BRANO CITATO

★ ★ ★

A Trava, in Carnia, il santuario del rèpit. Una storia da conoscere raccontata per il cinema dalla triestina Laura Samani

Se c’è una cosa che non smette di emozionarmi, nonostante la mia età, è la scoperta di quante siano le cose interessanti (a volte straordinarie) presenti o riguardanti il nostro territorio. Un forziere, in pratica, le cui gemme si svelano, una dopo l’altra, come in una magica caccia al tesor. L’ultima gemma, in ordine di tempo, che mi si è rivelata è il santuario del rèpit, chiamata anche chiesa del respiro, che si trova a Trava, frazione del comune di Lauco. Ma che cos’ha questo santuario di così straordinario da meritarsi, da parte mia, l’appellativo di gemma preziosa del territorio?

★ ★ ★

ESTRATTO DEL MATERIALE
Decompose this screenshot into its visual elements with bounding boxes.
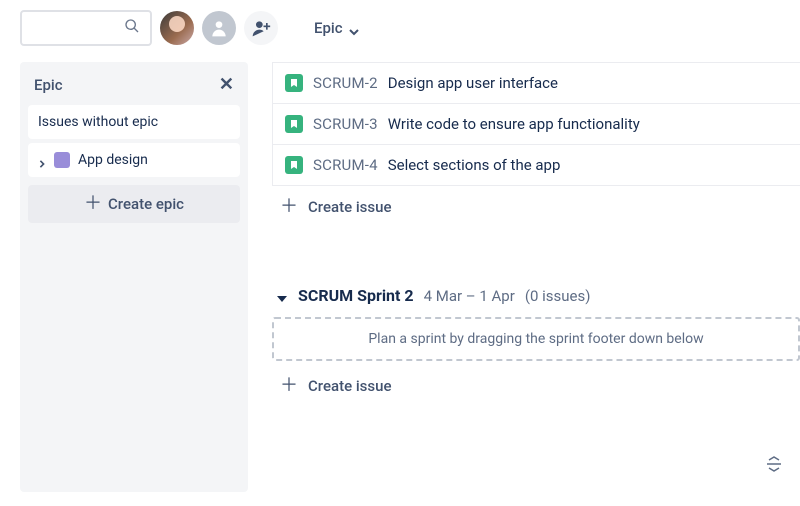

★ ★ ★

CONSEGNA
Riporta il brano sul santuario partendo da "Se c’è una cosa" e proseguendo fino a "preziosa del territorio?". Sostituisci "santuario" con "eremo".

SVOLGIMENTO
Se c’è una cosa che non smette di emozionarmi, nonostante la mia età, è la scoperta di quante siano le cose interessanti (a volte straordinarie) presenti o riguardanti il nostro territorio. Un forziere, in pratica, le cui gemme si svelano, una dopo l’altra, come in una magica caccia al tesor. L’ultima gemma, in ordine di tempo, che mi si è rivelata è il eremo del rèpit, chiamata anche chiesa del respiro, che si trova a Trava, frazione del comune di Lauco. Ma che cos’ha questo eremo di così straordinario da meritarsi, da parte mia, l’appellativo di gemma preziosa del territorio?